═══ 本文抜粋 ═══

出典: The Hacker News – https://thehackernews.com/2025/10/experts-reports-sharp-increase-in.html
PHPサーバーとIoTデバイスを狙う自動化ボットネット攻撃の急増
近年、PHPサーバーやIoT(モノのインターネット)デバイスを標的としたボットネットによる自動化攻撃が急激に増加しています。特にMiraiやGafgyt、Moziなどのボットネットが既知の脆弱性や設定ミスを悪用し、攻撃の規模と巧妙さを増していることがサイバーセキュリティ専門家によって報告されました。
主要なポイント
- PHPサーバーの脆弱性悪用:WordPressやCraft CMSなどの広範な利用により、多くのPHPサーバーがプラグインやテーマの更新遅れ、設定ミスなどを抱え、攻撃の格好の標的となっています。
- 代表的な脆弱性の存在:PHPUnit(CVE-2017-9841)、Laravel(CVE-2021-3129)、ThinkPHP(CVE-2022-47945)などのフレームワークにリモートコード実行の脆弱性が存在し、攻撃者に悪用されています。
- 開発ツールの誤設定によるリスク:Xdebugのようなデバッグツールが本番環境で有効なままだと、攻撃者がアプリケーションの挙動解析や機密情報の抽出を行う可能性があります。
- IoTデバイスの既知脆弱性の悪用:Spring Cloud Gatewayや特定DVR機器のリモートコード実行やコマンドインジェクション脆弱性が狙われ、ボットネットに組み込まれています。
- クラウドインフラの悪用:AWSやGoogle Cloudなどの正規クラウドサービスを経由して攻撃が行われ、発信元の特定が困難になっています。
技術的な詳細や背景情報
ボットネットとは、多数の感染デバイスを遠隔操作して悪意ある活動を行うネットワークのことです。MiraiやGafgyt、Moziは特にIoT機器を感染源とするボットネットとして知られています。これらは既知のCVE(共通脆弱性識別子)を悪用し、リモートコード実行(RCE)などの攻撃を仕掛けます。
例えば、CVE-2017-9841はPHPUnitの脆弱性で、攻撃者が遠隔から任意のコードを実行可能にします。LaravelのCVE-2021-3129やThinkPHPのCVE-2022-47945も同様にリモートコード実行を許す重大な脆弱性です。これらを利用してサーバーを掌握し、ボットネットの一部として悪用されます。
また、XdebugはPHPのデバッグツールですが、本番環境で誤って有効化されていると、攻撃者がHTTPリクエストに特定のクエリ文字列(例:/?XDEBUG_SESSION_START=phpstorm)を付加してデバッグセッションを開始し、システム内部の情報を取得するリスクがあります。
IoTデバイスに関しては、Spring Cloud Gateway(CVE-2022-22947)やTBK DVRシリーズ(CVE-2024-3721)、MVPower TV-7104HE DVRの設定ミスなどが悪用されています。これらは認証なしでコマンド実行が可能となり、ボットネットへの組み込みを許します。
さらに、攻撃者はAWSやGoogle Cloudなどのクラウドインフラを経由して攻撃を行い、発信元の追跡を困難にしています。これにより防御側の対応が難しくなっています。

═══

◆ **課題**
本文に出てくるCVE番号をすべて挙げてください。 これらの行は今回の作業には使いません。

═══ データ抜粋 ═══

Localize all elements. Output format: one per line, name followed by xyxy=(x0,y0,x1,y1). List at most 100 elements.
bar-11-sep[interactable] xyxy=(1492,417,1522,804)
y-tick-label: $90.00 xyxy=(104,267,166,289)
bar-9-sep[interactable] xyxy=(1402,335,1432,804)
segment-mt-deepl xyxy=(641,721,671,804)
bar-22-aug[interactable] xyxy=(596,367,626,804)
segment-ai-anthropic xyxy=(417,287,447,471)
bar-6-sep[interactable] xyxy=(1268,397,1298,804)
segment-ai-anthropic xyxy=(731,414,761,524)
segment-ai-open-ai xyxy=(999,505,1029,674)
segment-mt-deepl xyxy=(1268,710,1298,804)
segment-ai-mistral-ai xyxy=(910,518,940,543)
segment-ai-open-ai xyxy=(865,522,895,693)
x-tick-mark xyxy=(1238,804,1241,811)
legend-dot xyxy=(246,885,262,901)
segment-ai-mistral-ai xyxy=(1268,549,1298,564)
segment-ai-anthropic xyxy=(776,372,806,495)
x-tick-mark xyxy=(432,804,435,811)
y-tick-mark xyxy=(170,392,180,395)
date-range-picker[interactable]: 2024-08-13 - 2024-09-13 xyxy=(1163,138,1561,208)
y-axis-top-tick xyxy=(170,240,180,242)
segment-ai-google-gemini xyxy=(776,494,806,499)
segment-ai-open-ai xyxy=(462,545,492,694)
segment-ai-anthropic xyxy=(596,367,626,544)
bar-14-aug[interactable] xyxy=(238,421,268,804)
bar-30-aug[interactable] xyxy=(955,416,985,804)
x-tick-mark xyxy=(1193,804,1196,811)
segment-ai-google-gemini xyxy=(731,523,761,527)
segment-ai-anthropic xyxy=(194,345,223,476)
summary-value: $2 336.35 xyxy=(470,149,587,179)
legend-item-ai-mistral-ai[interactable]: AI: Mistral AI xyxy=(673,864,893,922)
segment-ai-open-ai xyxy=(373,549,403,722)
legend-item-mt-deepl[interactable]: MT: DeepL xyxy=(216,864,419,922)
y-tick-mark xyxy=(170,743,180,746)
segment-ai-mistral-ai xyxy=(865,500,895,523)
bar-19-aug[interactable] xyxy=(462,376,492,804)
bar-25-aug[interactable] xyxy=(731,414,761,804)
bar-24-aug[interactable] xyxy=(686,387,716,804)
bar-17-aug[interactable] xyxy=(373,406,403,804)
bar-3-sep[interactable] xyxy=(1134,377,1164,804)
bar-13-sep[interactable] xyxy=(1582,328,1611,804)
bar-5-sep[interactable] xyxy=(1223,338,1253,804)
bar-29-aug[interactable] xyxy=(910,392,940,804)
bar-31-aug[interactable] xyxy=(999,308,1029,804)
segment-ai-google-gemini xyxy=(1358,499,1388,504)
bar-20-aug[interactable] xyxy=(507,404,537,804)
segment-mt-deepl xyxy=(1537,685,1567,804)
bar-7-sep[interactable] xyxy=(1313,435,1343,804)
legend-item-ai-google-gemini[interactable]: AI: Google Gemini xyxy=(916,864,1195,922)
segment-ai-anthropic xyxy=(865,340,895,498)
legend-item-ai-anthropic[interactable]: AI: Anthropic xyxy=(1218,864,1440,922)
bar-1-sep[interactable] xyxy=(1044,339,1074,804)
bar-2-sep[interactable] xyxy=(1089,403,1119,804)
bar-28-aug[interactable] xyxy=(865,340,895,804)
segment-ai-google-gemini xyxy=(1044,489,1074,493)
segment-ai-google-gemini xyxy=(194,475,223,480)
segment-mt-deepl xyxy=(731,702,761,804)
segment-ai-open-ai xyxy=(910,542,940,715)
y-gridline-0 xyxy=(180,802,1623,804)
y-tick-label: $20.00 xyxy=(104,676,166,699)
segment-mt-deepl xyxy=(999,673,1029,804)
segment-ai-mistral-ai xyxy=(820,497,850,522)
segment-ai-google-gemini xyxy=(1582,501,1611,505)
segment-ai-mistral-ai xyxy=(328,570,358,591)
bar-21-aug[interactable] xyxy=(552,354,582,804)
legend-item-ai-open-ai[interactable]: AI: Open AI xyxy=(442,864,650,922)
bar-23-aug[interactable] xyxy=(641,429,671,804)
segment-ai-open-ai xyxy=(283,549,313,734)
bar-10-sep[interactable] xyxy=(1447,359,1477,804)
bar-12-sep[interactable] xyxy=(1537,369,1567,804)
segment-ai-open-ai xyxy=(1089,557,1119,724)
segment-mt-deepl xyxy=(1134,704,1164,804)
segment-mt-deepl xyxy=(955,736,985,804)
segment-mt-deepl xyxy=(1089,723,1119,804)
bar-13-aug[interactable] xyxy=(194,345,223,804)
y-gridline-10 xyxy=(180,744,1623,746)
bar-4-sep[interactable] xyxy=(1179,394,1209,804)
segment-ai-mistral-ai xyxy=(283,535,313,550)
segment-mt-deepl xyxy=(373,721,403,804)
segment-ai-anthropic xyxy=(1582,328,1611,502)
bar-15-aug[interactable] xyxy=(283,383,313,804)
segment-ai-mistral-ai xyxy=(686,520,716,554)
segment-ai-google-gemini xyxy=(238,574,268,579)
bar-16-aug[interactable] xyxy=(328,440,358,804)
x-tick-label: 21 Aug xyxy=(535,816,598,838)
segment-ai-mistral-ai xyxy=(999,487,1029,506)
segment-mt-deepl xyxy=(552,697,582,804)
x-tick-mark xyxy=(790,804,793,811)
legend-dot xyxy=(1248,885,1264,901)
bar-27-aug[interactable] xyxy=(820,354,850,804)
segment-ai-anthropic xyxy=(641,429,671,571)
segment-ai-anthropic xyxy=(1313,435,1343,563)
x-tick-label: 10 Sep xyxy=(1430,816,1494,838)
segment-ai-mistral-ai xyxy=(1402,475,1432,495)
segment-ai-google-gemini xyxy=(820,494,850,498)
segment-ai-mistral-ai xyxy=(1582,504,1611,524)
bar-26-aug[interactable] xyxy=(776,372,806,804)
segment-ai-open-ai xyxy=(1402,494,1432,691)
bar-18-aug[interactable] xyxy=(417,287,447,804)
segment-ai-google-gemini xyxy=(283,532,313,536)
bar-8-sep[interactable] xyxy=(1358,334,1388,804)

═══

◆ **解答**
CVE-2017-9841、CVE-2021-3129、CVE-2022-47945、CVE-2022-22947、CVE-2024-3721